■ The request
In the entries below, find every line holding the string "JSON" and collect it.

------------

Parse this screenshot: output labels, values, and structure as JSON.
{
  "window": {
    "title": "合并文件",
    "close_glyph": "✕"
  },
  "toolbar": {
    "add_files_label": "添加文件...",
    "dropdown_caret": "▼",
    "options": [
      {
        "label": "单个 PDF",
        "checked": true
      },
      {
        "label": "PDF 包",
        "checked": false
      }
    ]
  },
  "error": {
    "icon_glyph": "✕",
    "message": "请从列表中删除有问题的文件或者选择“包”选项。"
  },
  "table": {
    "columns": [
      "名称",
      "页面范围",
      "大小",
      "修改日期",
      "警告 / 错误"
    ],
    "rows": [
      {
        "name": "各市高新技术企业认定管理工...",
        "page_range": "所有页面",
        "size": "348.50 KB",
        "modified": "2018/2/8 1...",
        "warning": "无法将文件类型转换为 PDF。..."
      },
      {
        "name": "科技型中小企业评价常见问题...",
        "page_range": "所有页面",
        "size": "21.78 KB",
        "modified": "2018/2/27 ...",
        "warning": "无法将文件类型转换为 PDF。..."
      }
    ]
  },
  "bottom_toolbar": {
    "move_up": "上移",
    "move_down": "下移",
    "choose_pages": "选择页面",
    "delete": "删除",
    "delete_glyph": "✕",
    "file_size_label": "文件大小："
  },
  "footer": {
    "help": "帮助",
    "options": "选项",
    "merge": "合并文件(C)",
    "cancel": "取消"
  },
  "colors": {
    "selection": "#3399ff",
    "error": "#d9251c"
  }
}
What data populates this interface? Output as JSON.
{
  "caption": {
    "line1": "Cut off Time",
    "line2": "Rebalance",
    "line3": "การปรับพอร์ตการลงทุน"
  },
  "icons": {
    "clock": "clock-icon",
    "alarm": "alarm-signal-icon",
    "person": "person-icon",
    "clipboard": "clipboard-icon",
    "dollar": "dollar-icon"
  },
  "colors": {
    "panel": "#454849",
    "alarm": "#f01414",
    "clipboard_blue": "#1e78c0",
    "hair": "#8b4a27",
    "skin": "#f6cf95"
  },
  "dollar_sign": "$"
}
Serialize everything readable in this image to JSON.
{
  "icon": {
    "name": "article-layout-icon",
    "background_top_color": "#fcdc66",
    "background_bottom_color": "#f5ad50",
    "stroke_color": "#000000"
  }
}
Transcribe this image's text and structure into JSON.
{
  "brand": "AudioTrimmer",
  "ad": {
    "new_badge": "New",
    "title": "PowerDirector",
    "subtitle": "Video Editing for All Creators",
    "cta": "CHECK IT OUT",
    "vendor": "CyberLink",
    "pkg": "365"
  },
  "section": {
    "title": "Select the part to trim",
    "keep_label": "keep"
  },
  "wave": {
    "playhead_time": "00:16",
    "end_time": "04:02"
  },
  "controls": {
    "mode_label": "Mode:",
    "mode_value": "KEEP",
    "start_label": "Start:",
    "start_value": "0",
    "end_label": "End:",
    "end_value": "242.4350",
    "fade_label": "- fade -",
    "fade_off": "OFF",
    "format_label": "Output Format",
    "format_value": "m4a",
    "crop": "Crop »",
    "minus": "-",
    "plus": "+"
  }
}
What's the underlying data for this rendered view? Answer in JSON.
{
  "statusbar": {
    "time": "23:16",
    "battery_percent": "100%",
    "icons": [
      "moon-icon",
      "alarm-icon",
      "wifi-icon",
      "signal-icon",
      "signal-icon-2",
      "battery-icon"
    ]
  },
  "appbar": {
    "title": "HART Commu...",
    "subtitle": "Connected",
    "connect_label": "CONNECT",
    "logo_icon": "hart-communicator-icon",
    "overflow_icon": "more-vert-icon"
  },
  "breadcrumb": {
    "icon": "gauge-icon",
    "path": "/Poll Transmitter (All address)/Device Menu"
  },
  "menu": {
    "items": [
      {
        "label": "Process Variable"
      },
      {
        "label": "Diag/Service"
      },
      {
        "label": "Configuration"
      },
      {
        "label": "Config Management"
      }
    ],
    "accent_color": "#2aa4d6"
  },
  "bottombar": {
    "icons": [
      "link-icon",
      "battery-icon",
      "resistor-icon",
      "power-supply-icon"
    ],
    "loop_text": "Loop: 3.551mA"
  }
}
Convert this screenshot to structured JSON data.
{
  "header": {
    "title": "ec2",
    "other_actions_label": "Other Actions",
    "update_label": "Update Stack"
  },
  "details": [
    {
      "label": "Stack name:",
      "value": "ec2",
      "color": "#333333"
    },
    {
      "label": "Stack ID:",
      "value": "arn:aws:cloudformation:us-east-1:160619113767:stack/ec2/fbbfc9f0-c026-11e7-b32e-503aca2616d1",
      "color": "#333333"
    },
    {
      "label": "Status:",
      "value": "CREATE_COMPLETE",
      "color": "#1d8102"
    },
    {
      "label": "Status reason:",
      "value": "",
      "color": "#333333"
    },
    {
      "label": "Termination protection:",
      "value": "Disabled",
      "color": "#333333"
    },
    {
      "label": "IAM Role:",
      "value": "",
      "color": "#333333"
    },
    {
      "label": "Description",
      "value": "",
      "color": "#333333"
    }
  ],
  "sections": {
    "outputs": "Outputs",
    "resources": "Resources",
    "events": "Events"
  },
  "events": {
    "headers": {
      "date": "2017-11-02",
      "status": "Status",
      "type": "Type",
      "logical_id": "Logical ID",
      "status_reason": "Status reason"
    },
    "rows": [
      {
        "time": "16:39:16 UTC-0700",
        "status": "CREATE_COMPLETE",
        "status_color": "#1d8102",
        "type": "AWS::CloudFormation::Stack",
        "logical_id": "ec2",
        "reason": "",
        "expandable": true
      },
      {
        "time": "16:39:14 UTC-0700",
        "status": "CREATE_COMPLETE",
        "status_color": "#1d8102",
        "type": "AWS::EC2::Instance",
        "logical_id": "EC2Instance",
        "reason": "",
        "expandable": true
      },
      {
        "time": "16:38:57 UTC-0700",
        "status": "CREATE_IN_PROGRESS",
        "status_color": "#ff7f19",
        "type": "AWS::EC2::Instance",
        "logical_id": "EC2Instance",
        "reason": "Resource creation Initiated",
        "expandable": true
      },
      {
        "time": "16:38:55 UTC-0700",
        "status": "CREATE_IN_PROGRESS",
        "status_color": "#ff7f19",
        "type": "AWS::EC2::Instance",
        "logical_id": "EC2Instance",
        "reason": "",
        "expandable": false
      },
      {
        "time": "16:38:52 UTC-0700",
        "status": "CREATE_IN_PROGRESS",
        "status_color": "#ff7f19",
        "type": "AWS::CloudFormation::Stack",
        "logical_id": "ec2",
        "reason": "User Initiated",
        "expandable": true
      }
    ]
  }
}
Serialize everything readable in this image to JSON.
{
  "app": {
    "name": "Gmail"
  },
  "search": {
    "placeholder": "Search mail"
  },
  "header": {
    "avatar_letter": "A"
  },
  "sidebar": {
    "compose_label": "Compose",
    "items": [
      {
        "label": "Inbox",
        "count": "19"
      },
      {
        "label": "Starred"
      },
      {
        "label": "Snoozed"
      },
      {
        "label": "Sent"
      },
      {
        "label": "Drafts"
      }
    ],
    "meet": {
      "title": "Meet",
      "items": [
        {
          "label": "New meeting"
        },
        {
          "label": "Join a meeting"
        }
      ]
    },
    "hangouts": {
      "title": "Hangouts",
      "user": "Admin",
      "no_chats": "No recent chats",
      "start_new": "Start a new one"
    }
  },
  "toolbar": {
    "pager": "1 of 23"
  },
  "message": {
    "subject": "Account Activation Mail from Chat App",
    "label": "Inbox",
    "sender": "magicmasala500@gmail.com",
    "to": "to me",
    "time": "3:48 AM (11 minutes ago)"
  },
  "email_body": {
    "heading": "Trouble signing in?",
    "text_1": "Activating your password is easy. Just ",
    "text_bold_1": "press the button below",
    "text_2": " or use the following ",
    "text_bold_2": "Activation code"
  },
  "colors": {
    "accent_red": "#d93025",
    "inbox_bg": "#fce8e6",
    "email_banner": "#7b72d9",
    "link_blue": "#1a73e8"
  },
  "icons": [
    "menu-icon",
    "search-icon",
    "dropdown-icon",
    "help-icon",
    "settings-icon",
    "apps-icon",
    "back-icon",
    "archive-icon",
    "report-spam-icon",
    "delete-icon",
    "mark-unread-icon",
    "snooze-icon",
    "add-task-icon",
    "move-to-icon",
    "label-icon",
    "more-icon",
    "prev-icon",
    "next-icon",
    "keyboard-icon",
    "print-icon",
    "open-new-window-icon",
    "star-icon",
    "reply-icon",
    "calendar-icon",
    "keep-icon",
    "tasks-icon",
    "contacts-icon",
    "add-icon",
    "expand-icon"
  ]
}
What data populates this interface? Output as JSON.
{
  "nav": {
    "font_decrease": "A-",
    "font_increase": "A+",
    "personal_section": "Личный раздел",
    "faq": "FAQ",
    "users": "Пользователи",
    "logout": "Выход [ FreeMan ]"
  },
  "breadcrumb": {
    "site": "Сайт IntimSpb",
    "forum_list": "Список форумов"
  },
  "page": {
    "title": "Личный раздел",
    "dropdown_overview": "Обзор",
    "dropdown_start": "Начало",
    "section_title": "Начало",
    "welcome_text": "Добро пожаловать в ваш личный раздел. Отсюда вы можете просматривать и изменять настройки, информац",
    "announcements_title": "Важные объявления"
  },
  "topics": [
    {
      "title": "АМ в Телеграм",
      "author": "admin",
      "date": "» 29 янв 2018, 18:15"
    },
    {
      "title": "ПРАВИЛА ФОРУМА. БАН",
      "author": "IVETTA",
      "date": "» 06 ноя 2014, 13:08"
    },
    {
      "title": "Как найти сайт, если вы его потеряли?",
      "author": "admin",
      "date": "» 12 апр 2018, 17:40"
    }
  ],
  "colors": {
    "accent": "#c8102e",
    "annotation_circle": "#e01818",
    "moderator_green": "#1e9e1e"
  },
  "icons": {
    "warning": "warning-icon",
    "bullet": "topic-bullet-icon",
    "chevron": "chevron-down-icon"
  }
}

------------

■ Exercise answer
Parse this screenshot: output labels, values, and structure as JSON.
What data populates this interface? Output as JSON.
Serialize everything readable in this image to JSON.
Transcribe this image's text and structure into JSON.
What's the underlying data for this rendered view? Answer in JSON.
Convert this screenshot to structured JSON data.
Serialize everything readable in this image to JSON.
What data populates this interface? Output as JSON.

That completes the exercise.